◆ MATERIAL TO PROCESS ◆
________________________________________

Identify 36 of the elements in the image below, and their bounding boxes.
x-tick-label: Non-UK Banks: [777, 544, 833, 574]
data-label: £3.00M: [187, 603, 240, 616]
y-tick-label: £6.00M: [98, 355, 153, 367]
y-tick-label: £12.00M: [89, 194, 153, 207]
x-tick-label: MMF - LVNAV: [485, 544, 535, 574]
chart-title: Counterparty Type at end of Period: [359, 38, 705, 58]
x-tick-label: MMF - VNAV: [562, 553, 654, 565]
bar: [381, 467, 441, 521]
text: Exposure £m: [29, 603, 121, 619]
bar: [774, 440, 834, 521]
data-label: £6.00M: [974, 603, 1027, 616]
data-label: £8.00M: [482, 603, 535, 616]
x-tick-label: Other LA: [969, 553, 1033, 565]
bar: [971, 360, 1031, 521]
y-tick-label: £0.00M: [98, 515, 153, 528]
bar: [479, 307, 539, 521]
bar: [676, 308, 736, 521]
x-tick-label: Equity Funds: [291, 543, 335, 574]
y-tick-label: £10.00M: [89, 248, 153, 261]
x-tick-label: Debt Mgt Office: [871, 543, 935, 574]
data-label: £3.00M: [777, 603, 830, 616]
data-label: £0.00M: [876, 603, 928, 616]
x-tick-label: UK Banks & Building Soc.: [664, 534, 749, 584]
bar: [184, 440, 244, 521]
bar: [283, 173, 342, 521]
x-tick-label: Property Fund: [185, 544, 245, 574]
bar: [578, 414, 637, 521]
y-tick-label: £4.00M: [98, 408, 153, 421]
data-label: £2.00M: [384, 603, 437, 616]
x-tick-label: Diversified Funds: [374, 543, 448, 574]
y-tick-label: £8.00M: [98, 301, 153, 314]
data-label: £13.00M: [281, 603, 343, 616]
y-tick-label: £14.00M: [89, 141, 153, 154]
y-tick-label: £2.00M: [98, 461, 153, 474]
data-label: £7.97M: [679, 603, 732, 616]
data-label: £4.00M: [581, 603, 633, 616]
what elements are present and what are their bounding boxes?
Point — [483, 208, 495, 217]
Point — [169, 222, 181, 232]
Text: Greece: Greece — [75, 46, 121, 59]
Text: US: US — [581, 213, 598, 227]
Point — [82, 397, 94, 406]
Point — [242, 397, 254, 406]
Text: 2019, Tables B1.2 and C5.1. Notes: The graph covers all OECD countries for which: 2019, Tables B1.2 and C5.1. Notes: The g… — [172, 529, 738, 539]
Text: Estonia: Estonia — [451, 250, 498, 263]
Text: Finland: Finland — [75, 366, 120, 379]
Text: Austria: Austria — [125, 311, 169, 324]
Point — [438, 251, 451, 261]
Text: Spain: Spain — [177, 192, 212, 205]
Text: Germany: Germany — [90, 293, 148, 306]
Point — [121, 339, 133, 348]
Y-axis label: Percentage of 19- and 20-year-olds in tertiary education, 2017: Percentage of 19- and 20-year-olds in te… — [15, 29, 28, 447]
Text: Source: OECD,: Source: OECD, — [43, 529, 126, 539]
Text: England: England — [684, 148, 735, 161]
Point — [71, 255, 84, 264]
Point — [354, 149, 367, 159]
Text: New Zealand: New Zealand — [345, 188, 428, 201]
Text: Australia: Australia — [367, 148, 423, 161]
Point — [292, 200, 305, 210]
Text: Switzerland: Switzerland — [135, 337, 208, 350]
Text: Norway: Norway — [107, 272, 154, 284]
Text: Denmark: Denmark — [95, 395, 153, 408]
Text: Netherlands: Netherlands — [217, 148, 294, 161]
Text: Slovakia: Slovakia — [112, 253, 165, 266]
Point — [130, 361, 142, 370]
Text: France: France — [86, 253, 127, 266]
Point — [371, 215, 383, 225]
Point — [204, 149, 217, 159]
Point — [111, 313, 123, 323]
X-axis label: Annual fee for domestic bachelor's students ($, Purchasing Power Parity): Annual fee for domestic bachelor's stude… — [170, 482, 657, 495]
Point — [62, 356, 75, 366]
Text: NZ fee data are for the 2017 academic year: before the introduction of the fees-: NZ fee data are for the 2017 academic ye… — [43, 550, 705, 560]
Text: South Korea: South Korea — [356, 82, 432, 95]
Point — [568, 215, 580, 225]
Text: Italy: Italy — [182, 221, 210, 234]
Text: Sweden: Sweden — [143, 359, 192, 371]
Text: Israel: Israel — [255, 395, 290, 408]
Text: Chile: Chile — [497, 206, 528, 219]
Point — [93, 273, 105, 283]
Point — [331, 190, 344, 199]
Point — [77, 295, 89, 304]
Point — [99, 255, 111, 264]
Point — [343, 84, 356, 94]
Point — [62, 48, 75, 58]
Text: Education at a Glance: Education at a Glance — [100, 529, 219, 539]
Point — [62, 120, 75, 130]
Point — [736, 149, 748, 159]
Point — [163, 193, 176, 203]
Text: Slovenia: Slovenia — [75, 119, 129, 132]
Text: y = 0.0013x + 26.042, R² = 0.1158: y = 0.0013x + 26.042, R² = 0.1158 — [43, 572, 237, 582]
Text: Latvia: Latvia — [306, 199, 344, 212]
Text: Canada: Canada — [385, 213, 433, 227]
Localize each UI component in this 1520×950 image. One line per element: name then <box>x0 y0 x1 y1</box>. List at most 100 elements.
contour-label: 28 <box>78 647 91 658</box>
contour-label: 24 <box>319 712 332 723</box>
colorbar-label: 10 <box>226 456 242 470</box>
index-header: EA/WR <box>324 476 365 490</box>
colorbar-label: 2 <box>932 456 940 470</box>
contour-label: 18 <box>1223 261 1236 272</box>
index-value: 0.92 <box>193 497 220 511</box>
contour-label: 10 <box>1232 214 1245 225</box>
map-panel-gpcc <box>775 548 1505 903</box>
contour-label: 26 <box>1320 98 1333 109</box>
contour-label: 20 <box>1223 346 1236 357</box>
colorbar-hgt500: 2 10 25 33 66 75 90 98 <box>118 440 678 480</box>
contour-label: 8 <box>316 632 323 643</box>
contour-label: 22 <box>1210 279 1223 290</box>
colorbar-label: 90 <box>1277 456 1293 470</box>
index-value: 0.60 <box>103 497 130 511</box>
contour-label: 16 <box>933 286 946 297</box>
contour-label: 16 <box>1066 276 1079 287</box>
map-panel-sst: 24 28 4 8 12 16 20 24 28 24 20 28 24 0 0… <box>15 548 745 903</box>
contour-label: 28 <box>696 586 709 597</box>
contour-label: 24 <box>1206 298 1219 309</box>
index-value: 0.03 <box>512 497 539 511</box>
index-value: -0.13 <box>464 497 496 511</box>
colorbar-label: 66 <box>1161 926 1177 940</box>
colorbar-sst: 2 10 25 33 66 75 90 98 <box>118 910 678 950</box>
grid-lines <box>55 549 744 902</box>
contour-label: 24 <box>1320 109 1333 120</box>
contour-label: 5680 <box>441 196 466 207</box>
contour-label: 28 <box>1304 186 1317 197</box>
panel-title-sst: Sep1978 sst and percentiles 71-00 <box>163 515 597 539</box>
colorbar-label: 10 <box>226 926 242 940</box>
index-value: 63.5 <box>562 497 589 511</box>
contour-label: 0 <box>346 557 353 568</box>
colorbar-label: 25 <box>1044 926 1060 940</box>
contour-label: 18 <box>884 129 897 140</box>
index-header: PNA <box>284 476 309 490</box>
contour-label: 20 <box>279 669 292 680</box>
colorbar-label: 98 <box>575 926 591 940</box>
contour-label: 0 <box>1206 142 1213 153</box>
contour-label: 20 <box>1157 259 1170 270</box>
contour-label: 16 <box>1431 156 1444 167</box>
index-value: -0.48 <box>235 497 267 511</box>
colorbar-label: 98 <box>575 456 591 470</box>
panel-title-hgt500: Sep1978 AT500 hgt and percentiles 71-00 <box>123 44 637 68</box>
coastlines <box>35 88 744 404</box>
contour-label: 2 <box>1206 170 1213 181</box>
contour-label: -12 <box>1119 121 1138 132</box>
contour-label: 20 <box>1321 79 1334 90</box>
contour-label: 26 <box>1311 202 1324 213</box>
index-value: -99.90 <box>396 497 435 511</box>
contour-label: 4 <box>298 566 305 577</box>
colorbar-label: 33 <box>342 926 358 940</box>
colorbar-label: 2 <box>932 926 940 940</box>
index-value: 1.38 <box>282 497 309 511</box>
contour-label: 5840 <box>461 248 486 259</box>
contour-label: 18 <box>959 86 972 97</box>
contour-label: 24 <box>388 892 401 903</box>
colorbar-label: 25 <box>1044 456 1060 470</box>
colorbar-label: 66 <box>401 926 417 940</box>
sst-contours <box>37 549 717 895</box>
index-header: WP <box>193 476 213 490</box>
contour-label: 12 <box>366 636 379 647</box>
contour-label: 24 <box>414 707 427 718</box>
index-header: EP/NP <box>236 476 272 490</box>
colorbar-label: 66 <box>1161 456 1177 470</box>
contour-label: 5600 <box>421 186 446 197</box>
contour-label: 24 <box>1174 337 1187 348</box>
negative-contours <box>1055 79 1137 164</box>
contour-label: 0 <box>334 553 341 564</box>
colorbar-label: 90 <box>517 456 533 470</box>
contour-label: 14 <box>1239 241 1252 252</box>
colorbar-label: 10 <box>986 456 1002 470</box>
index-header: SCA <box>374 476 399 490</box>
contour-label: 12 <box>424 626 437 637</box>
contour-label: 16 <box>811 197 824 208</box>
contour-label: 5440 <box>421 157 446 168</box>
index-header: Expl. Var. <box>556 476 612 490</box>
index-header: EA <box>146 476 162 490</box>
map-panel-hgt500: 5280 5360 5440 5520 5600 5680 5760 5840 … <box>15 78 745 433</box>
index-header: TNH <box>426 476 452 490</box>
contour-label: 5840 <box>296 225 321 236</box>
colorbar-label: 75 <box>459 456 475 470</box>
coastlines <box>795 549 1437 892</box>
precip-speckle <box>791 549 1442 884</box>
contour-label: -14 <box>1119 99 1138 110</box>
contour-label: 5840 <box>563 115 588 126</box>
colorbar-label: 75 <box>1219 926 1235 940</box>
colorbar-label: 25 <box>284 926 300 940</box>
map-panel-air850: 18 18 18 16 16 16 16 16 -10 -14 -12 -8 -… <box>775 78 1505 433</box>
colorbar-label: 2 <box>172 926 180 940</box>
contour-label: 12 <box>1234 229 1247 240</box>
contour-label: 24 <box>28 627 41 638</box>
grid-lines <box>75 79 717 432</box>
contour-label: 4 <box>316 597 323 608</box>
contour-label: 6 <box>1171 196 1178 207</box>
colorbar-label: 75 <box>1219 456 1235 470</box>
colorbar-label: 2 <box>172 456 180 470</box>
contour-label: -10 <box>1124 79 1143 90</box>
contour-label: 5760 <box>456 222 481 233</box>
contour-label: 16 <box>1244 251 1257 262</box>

________________________________________

◆ YOUR TASK ◆
Copy out everything in the data from the start down to the line containing "x-tick-label: MMF - LVNAV: [485, 544, 535, 574]", with both ends included.

◆ RESPONSE ◆
Identify 36 of the elements in the image below, and their bounding boxes.
x-tick-label: Non-UK Banks: [777, 544, 833, 574]
data-label: £3.00M: [187, 603, 240, 616]
y-tick-label: £6.00M: [98, 355, 153, 367]
y-tick-label: £12.00M: [89, 194, 153, 207]
x-tick-label: MMF - LVNAV: [485, 544, 535, 574]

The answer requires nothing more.